* _Listing_:
━━━━

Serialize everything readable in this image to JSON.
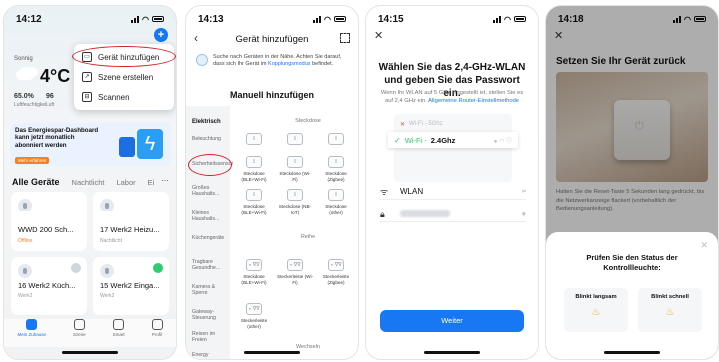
{
  "colors": {
    "accent": "#1877f2",
    "highlight_ring": "#d61f26",
    "online": "#2ecc71",
    "warning": "#f5821f"
  },
  "phone1": {
    "time": "14:12",
    "weather": {
      "city": "Sonnig",
      "temp": "4°C",
      "stats": [
        {
          "value": "65.0%",
          "label": "Luftfeuchtigkei"
        },
        {
          "value": "96",
          "label": "Luft"
        }
      ]
    },
    "menu": [
      {
        "icon": "add-device-icon",
        "label": "Gerät hinzufügen"
      },
      {
        "icon": "scene-icon",
        "label": "Szene erstellen"
      },
      {
        "icon": "scan-icon",
        "label": "Scannen"
      }
    ],
    "banner": {
      "title": "Das Energiespar-Dashboard kann jetzt monatlich abonniert werden",
      "button": "Mehr erfahren"
    },
    "tabs": [
      "Alle Geräte",
      "Nachtlicht",
      "Labor",
      "Ei"
    ],
    "devices": [
      {
        "name": "",
        "sub": "",
        "on": false
      },
      {
        "name": "",
        "sub": "",
        "on": false
      },
      {
        "name": "WWD 200 Sch...",
        "sub": "Offline",
        "on": false
      },
      {
        "name": "17 Werk2 Heizu...",
        "sub": "Nachtlicht",
        "on": false
      },
      {
        "name": "16 Werk2 Küch...",
        "sub": "Werk2",
        "on": false
      },
      {
        "name": "15 Werk2 Einga...",
        "sub": "Werk2",
        "on": true
      }
    ],
    "nav": [
      "Mein Zuhause",
      "Szene",
      "Smart",
      "Profil"
    ]
  },
  "phone2": {
    "time": "14:13",
    "title": "Gerät hinzufügen",
    "info": "Suche nach Geräten in der Nähe. Achten Sie darauf, dass sich Ihr Gerät im",
    "info_link": "Kopplungsmodus",
    "info_end": "befindet.",
    "manual": "Manuell hinzufügen",
    "categories": [
      "Elektrisch",
      "Beleuchtung",
      "Sicherheitssensor",
      "Großes Haushalts...",
      "Kleines Haushalts...",
      "Küchengeräte",
      "Tragbare Gesundhe...",
      "Kamera & Sperre",
      "Gateway-Steuerung",
      "Reisen im Freien",
      "Energy"
    ],
    "headers": [
      "Steckdose",
      "Reihe",
      "Wechseln"
    ],
    "plugs_row1": [
      "Steckdose (BLE+Wi-Fi)",
      "Steckdose (Wi-Fi)",
      "Steckdose (Zigbee)"
    ],
    "plugs_row2": [
      "Steckdose (BLE+Wi-Fi)",
      "Steckdose (NB-IoT)",
      "Steckdose (other)"
    ],
    "plugs_row3": [
      "Steckdose (BLE+Wi-Fi)",
      "Steckerleiste (Wi-Fi)",
      "Steckerleiste (Zigbee)"
    ],
    "plugs_row4": [
      "Steckerleiste (other)"
    ]
  },
  "phone3": {
    "time": "14:15",
    "title": "Wählen Sie das 2,4-GHz-WLAN und geben Sie das Passwort ein.",
    "sub": "Wenn Ihr WLAN auf 5 GHz eingestellt ist, stellen Sie es auf 2,4 GHz ein.",
    "sub_link": "Allgemeine Router-Einstellmethode",
    "wifi_bad": "Wi-Fi - 5Ghz",
    "wifi_good_prefix": "Wi-Fi - ",
    "wifi_good": "2.4Ghz",
    "wlan_label": "WLAN",
    "button": "Weiter"
  },
  "phone4": {
    "time": "14:18",
    "title": "Setzen Sie Ihr Gerät zurück",
    "desc": "Halten Sie die Reset-Taste 5 Sekunden lang gedrückt, bis die Netzwerkanzeige flackert (vorbehaltlich der Bedienungsanleitung).",
    "sheet_title": "Prüfen Sie den Status der Kontrollleuchte:",
    "options": [
      "Blinkt langsam",
      "Blinkt schnell"
    ]
  }
}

━━━━

* _Exercise instructions_: Transcribe the records above exactly, leaving out every picture.

* _Task result_:
Serialize everything readable in this image to JSON.
{
  "colors": {
    "accent": "#1877f2",
    "highlight_ring": "#d61f26",
    "online": "#2ecc71",
    "warning": "#f5821f"
  },
  "phone1": {
    "time": "14:12",
    "weather": {
      "city": "Sonnig",
      "temp": "4°C",
      "stats": [
        {
          "value": "65.0%",
          "label": "Luftfeuchtigkei"
        },
        {
          "value": "96",
          "label": "Luft"
        }
      ]
    },
    "menu": [
      {
        "icon": "add-device-icon",
        "label": "Gerät hinzufügen"
      },
      {
        "icon": "scene-icon",
        "label": "Szene erstellen"
      },
      {
        "icon": "scan-icon",
        "label": "Scannen"
      }
    ],
    "banner": {
      "title": "Das Energiespar-Dashboard kann jetzt monatlich abonniert werden",
      "button": "Mehr erfahren"
    },
    "tabs": [
      "Alle Geräte",
      "Nachtlicht",
      "Labor",
      "Ei"
    ],
    "devices": [
      {
        "name": "",
        "sub": "",
        "on": false
      },
      {
        "name": "",
        "sub": "",
        "on": false
      },
      {
        "name": "WWD 200 Sch...",
        "sub": "Offline",
        "on": false
      },
      {
        "name": "17 Werk2 Heizu...",
        "sub": "Nachtlicht",
        "on": false
      },
      {
        "name": "16 Werk2 Küch...",
        "sub": "Werk2",
        "on": false
      },
      {
        "name": "15 Werk2 Einga...",
        "sub": "Werk2",
        "on": true
      }
    ],
    "nav": [
      "Mein Zuhause",
      "Szene",
      "Smart",
      "Profil"
    ]
  },
  "phone2": {
    "time": "14:13",
    "title": "Gerät hinzufügen",
    "info": "Suche nach Geräten in der Nähe. Achten Sie darauf, dass sich Ihr Gerät im",
    "info_link": "Kopplungsmodus",
    "info_end": "befindet.",
    "manual": "Manuell hinzufügen",
    "categories": [
      "Elektrisch",
      "Beleuchtung",
      "Sicherheitssensor",
      "Großes Haushalts...",
      "Kleines Haushalts...",
      "Küchengeräte",
      "Tragbare Gesundhe...",
      "Kamera & Sperre",
      "Gateway-Steuerung",
      "Reisen im Freien",
      "Energy"
    ],
    "headers": [
      "Steckdose",
      "Reihe",
      "Wechseln"
    ],
    "plugs_row1": [
      "Steckdose (BLE+Wi-Fi)",
      "Steckdose (Wi-Fi)",
      "Steckdose (Zigbee)"
    ],
    "plugs_row2": [
      "Steckdose (BLE+Wi-Fi)",
      "Steckdose (NB-IoT)",
      "Steckdose (other)"
    ],
    "plugs_row3": [
      "Steckdose (BLE+Wi-Fi)",
      "Steckerleiste (Wi-Fi)",
      "Steckerleiste (Zigbee)"
    ],
    "plugs_row4": [
      "Steckerleiste (other)"
    ]
  },
  "phone3": {
    "time": "14:15",
    "title": "Wählen Sie das 2,4-GHz-WLAN und geben Sie das Passwort ein.",
    "sub": "Wenn Ihr WLAN auf 5 GHz eingestellt ist, stellen Sie es auf 2,4 GHz ein.",
    "sub_link": "Allgemeine Router-Einstellmethode",
    "wifi_bad": "Wi-Fi - 5Ghz",
    "wifi_good_prefix": "Wi-Fi - ",
    "wifi_good": "2.4Ghz",
    "wlan_label": "WLAN",
    "button": "Weiter"
  },
  "phone4": {
    "time": "14:18",
    "title": "Setzen Sie Ihr Gerät zurück",
    "desc": "Halten Sie die Reset-Taste 5 Sekunden lang gedrückt, bis die Netzwerkanzeige flackert (vorbehaltlich der Bedienungsanleitung).",
    "sheet_title": "Prüfen Sie den Status der Kontrollleuchte:",
    "options": [
      "Blinkt langsam",
      "Blinkt schnell"
    ]
  }
}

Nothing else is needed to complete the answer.